**Given exercise**. Go through the data below and copy it exactly, skipping every picture.
┌─ Supplied records
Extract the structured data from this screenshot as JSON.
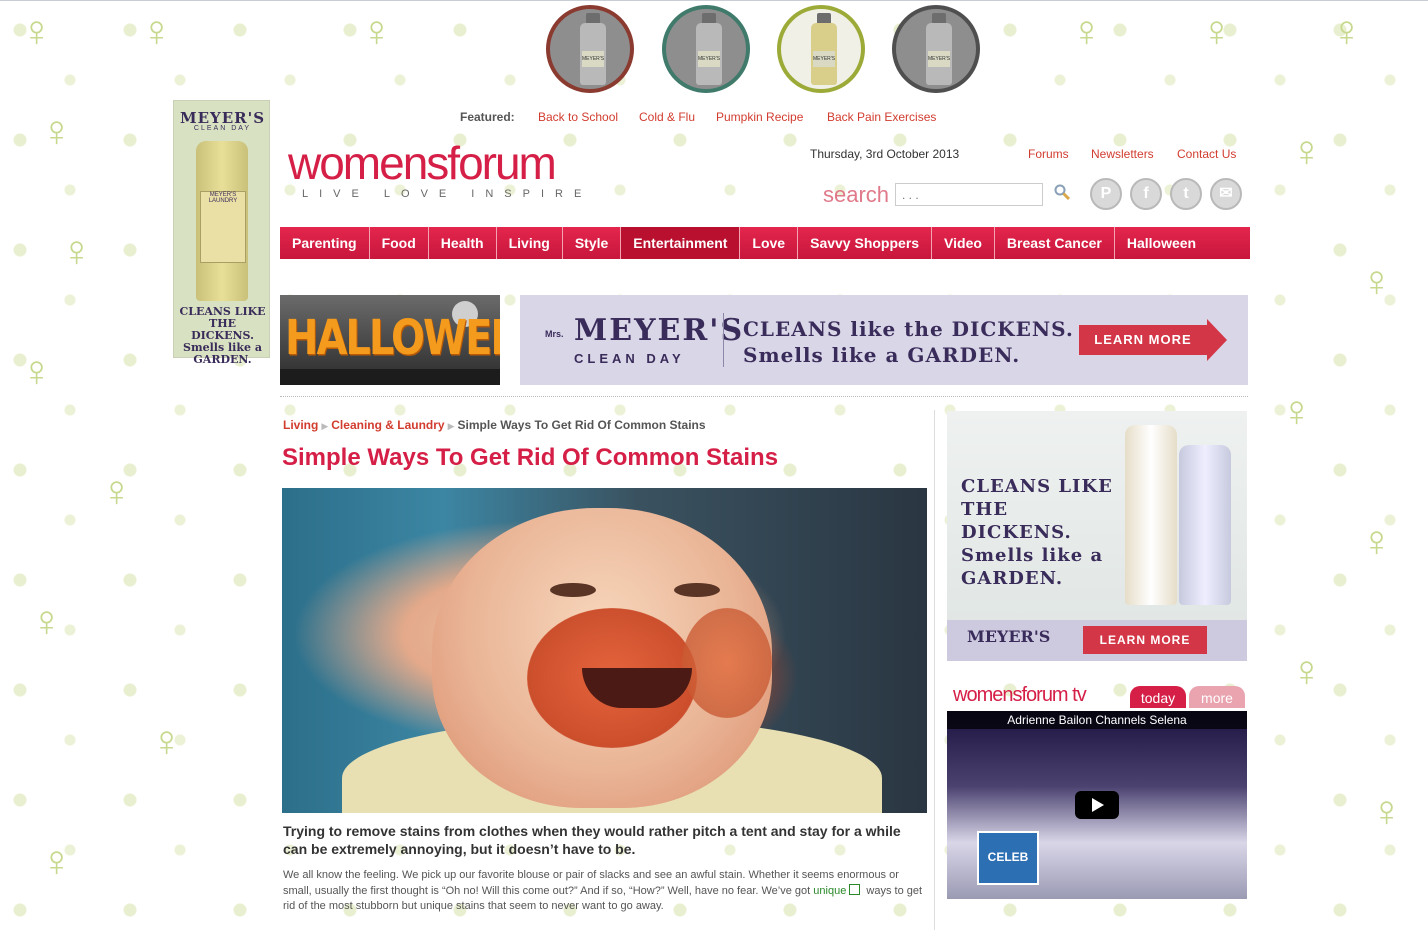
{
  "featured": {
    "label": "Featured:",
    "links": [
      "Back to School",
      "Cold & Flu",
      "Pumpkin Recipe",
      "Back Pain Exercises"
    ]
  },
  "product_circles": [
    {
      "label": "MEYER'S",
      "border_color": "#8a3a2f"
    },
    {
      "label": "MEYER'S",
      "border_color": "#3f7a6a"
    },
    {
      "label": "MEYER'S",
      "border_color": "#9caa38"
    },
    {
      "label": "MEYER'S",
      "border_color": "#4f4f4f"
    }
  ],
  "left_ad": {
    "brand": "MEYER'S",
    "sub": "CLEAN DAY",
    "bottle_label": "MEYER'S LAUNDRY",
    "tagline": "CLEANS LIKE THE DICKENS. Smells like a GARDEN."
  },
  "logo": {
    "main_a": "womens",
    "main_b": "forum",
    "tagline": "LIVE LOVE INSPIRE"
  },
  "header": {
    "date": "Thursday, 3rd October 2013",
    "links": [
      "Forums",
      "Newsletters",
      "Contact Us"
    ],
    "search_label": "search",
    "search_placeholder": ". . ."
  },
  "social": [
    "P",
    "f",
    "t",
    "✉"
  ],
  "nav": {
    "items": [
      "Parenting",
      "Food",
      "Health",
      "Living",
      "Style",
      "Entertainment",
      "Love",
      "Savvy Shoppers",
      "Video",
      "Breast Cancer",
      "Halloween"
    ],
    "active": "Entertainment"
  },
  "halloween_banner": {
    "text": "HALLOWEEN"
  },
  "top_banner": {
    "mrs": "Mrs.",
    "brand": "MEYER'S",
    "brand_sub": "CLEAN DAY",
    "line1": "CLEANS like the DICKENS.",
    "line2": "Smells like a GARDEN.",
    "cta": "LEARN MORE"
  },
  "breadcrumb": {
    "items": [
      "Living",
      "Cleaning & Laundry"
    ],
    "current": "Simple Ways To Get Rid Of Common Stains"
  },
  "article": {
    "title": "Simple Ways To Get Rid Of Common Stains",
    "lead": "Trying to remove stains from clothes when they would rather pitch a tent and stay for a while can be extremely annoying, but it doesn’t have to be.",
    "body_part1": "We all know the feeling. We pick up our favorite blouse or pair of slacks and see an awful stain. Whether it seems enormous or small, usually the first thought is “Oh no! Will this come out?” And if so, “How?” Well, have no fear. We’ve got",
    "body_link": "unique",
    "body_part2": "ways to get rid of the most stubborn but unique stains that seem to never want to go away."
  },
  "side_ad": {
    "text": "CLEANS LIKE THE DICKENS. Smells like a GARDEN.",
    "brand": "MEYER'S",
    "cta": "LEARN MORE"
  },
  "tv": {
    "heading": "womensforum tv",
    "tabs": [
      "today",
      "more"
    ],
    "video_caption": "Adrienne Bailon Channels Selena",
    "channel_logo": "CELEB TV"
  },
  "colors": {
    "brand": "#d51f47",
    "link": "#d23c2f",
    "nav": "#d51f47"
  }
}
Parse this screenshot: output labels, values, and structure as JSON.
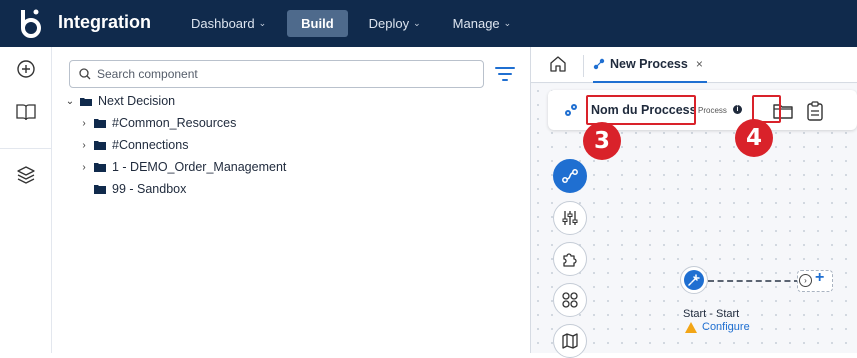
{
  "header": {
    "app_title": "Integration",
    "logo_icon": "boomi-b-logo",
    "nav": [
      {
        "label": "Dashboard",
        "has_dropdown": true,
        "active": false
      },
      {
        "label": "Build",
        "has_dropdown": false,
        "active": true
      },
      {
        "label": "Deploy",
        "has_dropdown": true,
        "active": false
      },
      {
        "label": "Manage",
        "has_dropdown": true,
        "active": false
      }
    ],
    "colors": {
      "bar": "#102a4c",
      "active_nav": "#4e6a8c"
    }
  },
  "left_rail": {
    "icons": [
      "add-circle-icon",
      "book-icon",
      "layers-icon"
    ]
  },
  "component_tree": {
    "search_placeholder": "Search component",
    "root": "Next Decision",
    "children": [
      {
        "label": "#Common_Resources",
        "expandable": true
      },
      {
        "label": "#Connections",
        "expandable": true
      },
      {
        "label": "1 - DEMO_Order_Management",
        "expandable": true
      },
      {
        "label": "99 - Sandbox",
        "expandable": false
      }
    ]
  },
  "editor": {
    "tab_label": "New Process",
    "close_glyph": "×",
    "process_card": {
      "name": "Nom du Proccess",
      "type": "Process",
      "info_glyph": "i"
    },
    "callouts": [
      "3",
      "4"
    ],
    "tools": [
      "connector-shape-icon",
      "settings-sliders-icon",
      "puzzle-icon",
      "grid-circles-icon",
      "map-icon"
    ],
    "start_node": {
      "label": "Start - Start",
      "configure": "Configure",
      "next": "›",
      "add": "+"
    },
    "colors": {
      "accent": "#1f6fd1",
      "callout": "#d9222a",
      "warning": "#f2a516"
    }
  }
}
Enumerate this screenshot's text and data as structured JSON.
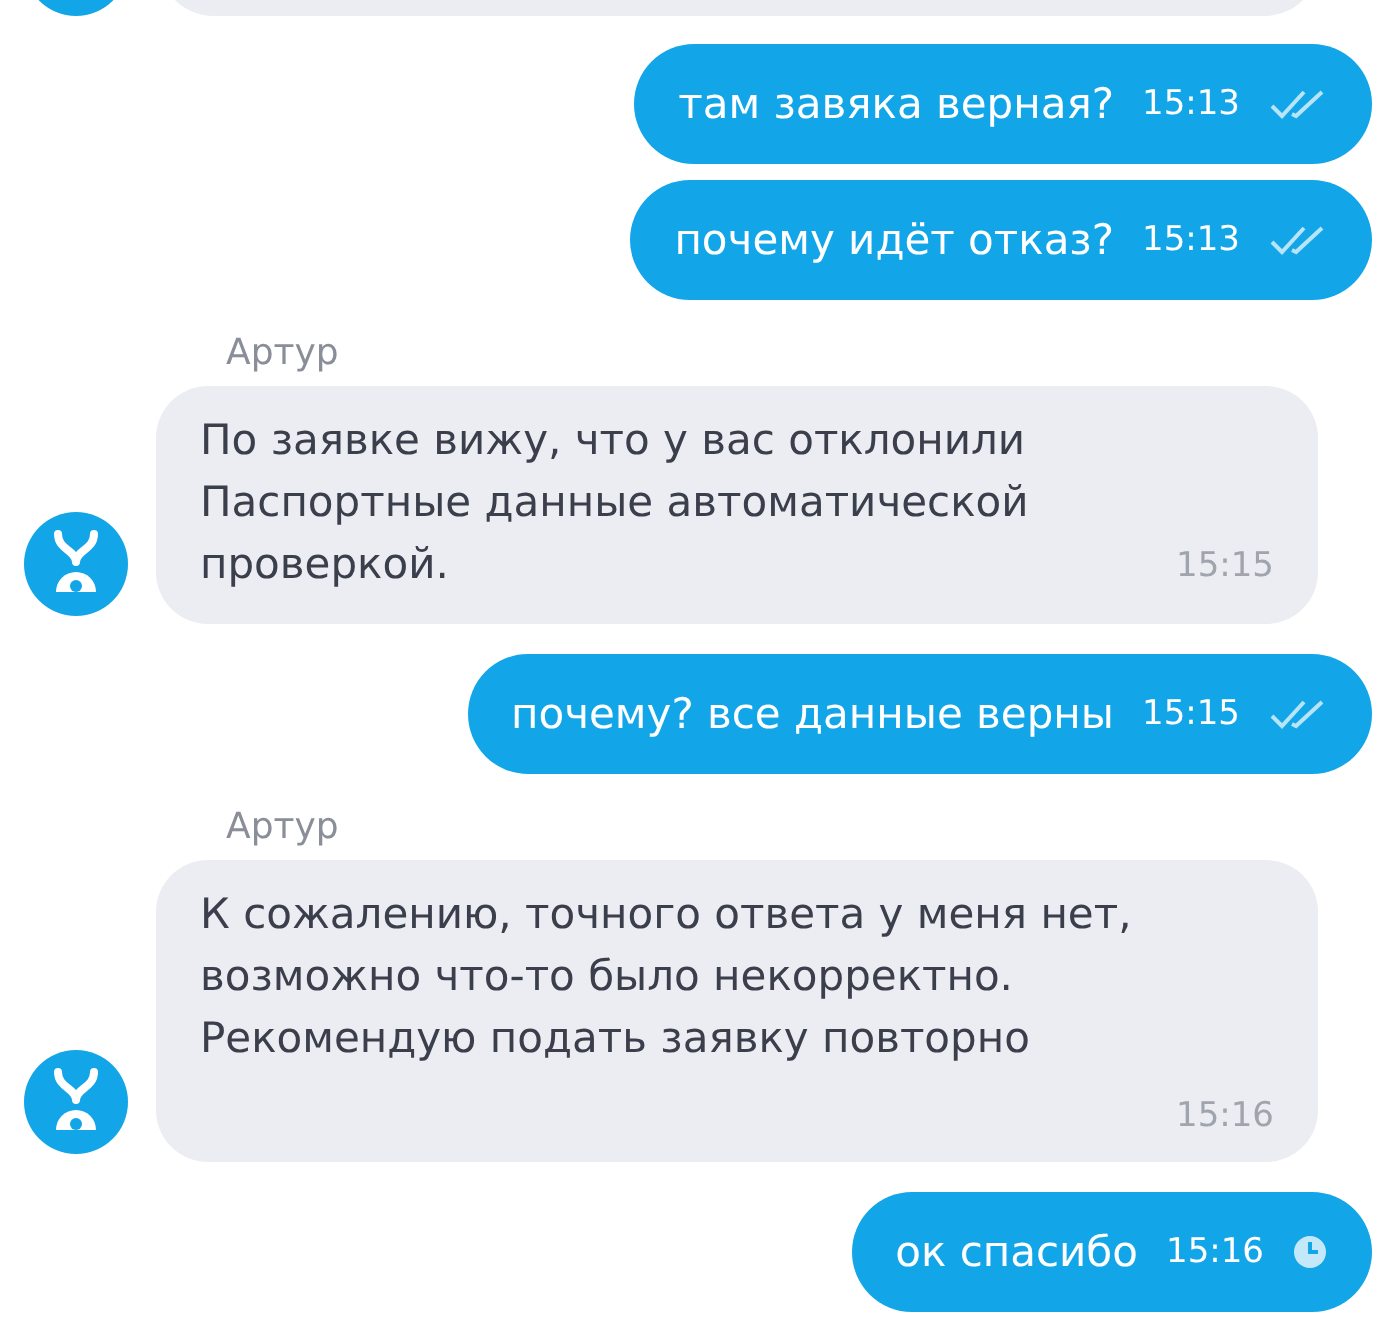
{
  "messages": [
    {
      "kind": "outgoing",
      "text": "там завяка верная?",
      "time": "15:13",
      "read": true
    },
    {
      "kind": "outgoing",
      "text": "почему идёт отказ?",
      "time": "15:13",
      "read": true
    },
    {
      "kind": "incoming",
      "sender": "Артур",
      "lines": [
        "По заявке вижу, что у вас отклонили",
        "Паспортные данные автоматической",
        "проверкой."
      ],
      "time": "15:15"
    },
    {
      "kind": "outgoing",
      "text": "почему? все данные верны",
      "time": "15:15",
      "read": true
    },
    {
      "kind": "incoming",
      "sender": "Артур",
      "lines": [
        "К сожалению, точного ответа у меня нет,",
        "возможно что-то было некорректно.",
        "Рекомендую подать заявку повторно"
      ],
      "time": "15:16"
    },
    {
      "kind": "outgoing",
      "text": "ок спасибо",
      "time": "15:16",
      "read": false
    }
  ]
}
└─
**Written answer**.
Extract the structured data from this screenshot as JSON.
{
  "featured": {
    "label": "Featured:",
    "links": [
      "Back to School",
      "Cold & Flu",
      "Pumpkin Recipe",
      "Back Pain Exercises"
    ]
  },
  "product_circles": [
    {
      "label": "MEYER'S",
      "border_color": "#8a3a2f"
    },
    {
      "label": "MEYER'S",
      "border_color": "#3f7a6a"
    },
    {
      "label": "MEYER'S",
      "border_color": "#9caa38"
    },
    {
      "label": "MEYER'S",
      "border_color": "#4f4f4f"
    }
  ],
  "left_ad": {
    "brand": "MEYER'S",
    "sub": "CLEAN DAY",
    "bottle_label": "MEYER'S LAUNDRY",
    "tagline": "CLEANS LIKE THE DICKENS. Smells like a GARDEN."
  },
  "logo": {
    "main_a": "womens",
    "main_b": "forum",
    "tagline": "LIVE LOVE INSPIRE"
  },
  "header": {
    "date": "Thursday, 3rd October 2013",
    "links": [
      "Forums",
      "Newsletters",
      "Contact Us"
    ],
    "search_label": "search",
    "search_placeholder": ". . ."
  },
  "social": [
    "P",
    "f",
    "t",
    "✉"
  ],
  "nav": {
    "items": [
      "Parenting",
      "Food",
      "Health",
      "Living",
      "Style",
      "Entertainment",
      "Love",
      "Savvy Shoppers",
      "Video",
      "Breast Cancer",
      "Halloween"
    ],
    "active": "Entertainment"
  },
  "halloween_banner": {
    "text": "HALLOWEEN"
  },
  "top_banner": {
    "mrs": "Mrs.",
    "brand": "MEYER'S",
    "brand_sub": "CLEAN DAY",
    "line1": "CLEANS like the DICKENS.",
    "line2": "Smells like a GARDEN.",
    "cta": "LEARN MORE"
  },
  "breadcrumb": {
    "items": [
      "Living",
      "Cleaning & Laundry"
    ],
    "current": "Simple Ways To Get Rid Of Common Stains"
  },
  "article": {
    "title": "Simple Ways To Get Rid Of Common Stains",
    "lead": "Trying to remove stains from clothes when they would rather pitch a tent and stay for a while can be extremely annoying, but it doesn’t have to be.",
    "body_part1": "We all know the feeling. We pick up our favorite blouse or pair of slacks and see an awful stain. Whether it seems enormous or small, usually the first thought is “Oh no! Will this come out?” And if so, “How?” Well, have no fear. We’ve got",
    "body_link": "unique",
    "body_part2": "ways to get rid of the most stubborn but unique stains that seem to never want to go away."
  },
  "side_ad": {
    "text": "CLEANS LIKE THE DICKENS. Smells like a GARDEN.",
    "brand": "MEYER'S",
    "cta": "LEARN MORE"
  },
  "tv": {
    "heading": "womensforum tv",
    "tabs": [
      "today",
      "more"
    ],
    "video_caption": "Adrienne Bailon Channels Selena",
    "channel_logo": "CELEB TV"
  },
  "colors": {
    "brand": "#d51f47",
    "link": "#d23c2f",
    "nav": "#d51f47"
  }
}
Parse this screenshot: output labels, values, and structure as JSON.
{
  "header": {
    "app_title": "Integration",
    "logo_icon": "boomi-b-logo",
    "nav": [
      {
        "label": "Dashboard",
        "has_dropdown": true,
        "active": false
      },
      {
        "label": "Build",
        "has_dropdown": false,
        "active": true
      },
      {
        "label": "Deploy",
        "has_dropdown": true,
        "active": false
      },
      {
        "label": "Manage",
        "has_dropdown": true,
        "active": false
      }
    ],
    "colors": {
      "bar": "#102a4c",
      "active_nav": "#4e6a8c"
    }
  },
  "left_rail": {
    "icons": [
      "add-circle-icon",
      "book-icon",
      "layers-icon"
    ]
  },
  "component_tree": {
    "search_placeholder": "Search component",
    "root": "Next Decision",
    "children": [
      {
        "label": "#Common_Resources",
        "expandable": true
      },
      {
        "label": "#Connections",
        "expandable": true
      },
      {
        "label": "1 - DEMO_Order_Management",
        "expandable": true
      },
      {
        "label": "99 - Sandbox",
        "expandable": false
      }
    ]
  },
  "editor": {
    "tab_label": "New Process",
    "close_glyph": "×",
    "process_card": {
      "name": "Nom du Proccess",
      "type": "Process",
      "info_glyph": "i"
    },
    "callouts": [
      "3",
      "4"
    ],
    "tools": [
      "connector-shape-icon",
      "settings-sliders-icon",
      "puzzle-icon",
      "grid-circles-icon",
      "map-icon"
    ],
    "start_node": {
      "label": "Start - Start",
      "configure": "Configure",
      "next": "›",
      "add": "+"
    },
    "colors": {
      "accent": "#1f6fd1",
      "callout": "#d9222a",
      "warning": "#f2a516"
    }
  }
}
Enumerate this screenshot's text and data as structured JSON.
{
  "messages": [
    {
      "kind": "outgoing",
      "text": "там завяка верная?",
      "time": "15:13",
      "read": true
    },
    {
      "kind": "outgoing",
      "text": "почему идёт отказ?",
      "time": "15:13",
      "read": true
    },
    {
      "kind": "incoming",
      "sender": "Артур",
      "lines": [
        "По заявке вижу, что у вас отклонили",
        "Паспортные данные автоматической",
        "проверкой."
      ],
      "time": "15:15"
    },
    {
      "kind": "outgoing",
      "text": "почему? все данные верны",
      "time": "15:15",
      "read": true
    },
    {
      "kind": "incoming",
      "sender": "Артур",
      "lines": [
        "К сожалению, точного ответа у меня нет,",
        "возможно что-то было некорректно.",
        "Рекомендую подать заявку повторно"
      ],
      "time": "15:16"
    },
    {
      "kind": "outgoing",
      "text": "ок спасибо",
      "time": "15:16",
      "read": false
    }
  ]
}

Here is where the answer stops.